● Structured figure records
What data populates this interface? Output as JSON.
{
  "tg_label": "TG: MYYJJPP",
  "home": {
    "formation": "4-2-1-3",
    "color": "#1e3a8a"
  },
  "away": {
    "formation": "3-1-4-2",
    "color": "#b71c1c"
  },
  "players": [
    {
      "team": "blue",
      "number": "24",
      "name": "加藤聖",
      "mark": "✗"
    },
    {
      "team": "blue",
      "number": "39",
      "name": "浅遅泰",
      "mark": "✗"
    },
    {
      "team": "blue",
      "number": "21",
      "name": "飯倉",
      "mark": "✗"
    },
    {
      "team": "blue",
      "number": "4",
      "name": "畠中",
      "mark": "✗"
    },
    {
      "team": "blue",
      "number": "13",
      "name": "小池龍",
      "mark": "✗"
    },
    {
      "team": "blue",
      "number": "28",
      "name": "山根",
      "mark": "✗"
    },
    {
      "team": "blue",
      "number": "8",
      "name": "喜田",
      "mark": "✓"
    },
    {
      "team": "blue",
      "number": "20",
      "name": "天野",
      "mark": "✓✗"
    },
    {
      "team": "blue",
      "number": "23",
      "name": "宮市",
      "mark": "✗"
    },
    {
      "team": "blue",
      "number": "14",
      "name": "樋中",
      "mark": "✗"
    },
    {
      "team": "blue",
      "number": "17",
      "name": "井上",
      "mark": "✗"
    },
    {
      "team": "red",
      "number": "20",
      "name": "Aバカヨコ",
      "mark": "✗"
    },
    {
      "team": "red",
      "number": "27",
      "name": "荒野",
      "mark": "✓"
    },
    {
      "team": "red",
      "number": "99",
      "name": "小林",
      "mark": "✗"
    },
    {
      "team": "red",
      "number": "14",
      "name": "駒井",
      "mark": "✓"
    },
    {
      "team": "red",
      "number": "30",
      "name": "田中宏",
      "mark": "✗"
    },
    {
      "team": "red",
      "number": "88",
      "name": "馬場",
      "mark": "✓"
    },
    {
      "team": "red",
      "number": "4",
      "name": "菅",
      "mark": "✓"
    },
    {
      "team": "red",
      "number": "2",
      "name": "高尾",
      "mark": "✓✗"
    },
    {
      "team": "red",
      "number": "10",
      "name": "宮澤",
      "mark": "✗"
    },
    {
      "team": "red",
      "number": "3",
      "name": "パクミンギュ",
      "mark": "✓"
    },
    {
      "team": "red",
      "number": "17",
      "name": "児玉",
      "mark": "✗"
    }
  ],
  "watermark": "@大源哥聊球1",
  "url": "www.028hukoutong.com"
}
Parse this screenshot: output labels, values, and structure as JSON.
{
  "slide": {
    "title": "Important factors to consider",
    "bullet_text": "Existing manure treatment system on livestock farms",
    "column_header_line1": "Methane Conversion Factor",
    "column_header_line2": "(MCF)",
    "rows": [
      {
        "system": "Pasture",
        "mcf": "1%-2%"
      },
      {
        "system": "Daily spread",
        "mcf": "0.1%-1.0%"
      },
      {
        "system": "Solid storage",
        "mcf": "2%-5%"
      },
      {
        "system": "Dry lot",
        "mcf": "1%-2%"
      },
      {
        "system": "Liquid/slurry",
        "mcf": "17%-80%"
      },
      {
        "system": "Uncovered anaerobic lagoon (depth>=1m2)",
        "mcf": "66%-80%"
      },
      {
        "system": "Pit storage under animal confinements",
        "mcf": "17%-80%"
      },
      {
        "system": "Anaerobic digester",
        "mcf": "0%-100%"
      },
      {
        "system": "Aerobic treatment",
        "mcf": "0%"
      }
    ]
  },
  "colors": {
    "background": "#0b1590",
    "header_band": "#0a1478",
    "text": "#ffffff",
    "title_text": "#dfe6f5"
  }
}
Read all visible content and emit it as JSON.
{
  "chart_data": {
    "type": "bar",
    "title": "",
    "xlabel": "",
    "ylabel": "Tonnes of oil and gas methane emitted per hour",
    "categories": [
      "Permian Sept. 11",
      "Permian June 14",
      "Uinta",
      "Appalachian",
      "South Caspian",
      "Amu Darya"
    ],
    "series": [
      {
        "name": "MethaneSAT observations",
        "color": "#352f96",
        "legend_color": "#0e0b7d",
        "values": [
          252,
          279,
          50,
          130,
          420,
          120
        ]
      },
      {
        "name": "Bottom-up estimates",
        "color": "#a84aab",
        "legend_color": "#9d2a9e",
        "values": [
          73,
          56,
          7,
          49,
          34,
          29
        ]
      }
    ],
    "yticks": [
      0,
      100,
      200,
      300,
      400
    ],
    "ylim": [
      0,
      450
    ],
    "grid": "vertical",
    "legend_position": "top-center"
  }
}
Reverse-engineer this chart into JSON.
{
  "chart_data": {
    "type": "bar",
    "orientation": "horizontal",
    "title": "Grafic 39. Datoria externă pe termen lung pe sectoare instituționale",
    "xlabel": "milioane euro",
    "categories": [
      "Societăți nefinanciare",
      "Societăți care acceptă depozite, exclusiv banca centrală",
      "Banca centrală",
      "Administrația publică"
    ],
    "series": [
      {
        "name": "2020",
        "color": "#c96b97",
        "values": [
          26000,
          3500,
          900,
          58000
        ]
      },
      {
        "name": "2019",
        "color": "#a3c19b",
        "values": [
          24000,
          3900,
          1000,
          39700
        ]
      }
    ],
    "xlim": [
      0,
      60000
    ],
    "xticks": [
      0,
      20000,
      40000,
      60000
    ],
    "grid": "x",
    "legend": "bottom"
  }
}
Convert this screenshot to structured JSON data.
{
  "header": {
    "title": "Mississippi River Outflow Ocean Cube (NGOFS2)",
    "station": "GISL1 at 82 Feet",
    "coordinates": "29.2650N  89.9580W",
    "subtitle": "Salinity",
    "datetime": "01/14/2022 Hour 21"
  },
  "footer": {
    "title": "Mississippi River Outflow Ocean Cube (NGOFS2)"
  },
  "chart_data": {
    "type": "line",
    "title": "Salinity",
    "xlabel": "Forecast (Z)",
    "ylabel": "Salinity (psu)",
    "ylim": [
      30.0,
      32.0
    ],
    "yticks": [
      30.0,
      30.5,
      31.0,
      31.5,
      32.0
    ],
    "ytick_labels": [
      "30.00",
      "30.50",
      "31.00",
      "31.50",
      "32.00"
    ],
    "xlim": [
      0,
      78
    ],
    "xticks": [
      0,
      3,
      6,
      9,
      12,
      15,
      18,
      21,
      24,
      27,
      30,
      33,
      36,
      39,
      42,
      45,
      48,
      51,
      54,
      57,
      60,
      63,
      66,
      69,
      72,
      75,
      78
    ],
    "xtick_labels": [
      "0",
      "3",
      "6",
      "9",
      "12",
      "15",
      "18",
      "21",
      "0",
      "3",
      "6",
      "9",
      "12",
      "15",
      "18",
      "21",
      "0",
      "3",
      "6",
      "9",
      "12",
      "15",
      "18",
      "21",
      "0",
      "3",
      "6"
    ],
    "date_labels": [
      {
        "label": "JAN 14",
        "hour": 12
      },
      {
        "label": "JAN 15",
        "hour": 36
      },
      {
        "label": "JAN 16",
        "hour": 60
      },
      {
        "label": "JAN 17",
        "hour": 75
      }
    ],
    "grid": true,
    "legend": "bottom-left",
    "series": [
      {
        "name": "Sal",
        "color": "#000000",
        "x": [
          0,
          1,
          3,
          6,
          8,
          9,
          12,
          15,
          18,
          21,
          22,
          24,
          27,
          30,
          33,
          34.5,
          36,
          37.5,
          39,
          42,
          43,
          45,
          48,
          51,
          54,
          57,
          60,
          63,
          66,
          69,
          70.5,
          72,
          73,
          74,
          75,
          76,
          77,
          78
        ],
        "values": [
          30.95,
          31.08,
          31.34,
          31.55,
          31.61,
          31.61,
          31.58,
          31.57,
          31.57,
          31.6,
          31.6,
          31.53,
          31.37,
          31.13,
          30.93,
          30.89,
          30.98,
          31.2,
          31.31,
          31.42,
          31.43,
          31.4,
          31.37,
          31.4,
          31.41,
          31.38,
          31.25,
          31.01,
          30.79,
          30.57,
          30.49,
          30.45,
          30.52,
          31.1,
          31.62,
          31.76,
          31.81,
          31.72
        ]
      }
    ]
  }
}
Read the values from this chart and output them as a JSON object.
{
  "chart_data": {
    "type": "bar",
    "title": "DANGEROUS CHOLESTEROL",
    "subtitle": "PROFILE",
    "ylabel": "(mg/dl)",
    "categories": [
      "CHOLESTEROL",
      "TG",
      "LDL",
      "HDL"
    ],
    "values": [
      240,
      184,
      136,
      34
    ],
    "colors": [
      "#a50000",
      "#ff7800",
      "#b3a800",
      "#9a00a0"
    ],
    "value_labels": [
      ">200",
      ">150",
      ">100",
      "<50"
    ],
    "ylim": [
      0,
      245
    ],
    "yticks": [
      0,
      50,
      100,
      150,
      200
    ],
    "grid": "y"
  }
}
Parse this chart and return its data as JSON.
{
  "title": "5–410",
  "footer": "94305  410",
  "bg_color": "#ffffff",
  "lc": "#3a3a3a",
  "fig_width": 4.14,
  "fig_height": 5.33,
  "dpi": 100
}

● GIVEN PROBLEM
Provide the number of lines in these entries that hold the word "Mississippi", without any accompanying text.

● REPLY
2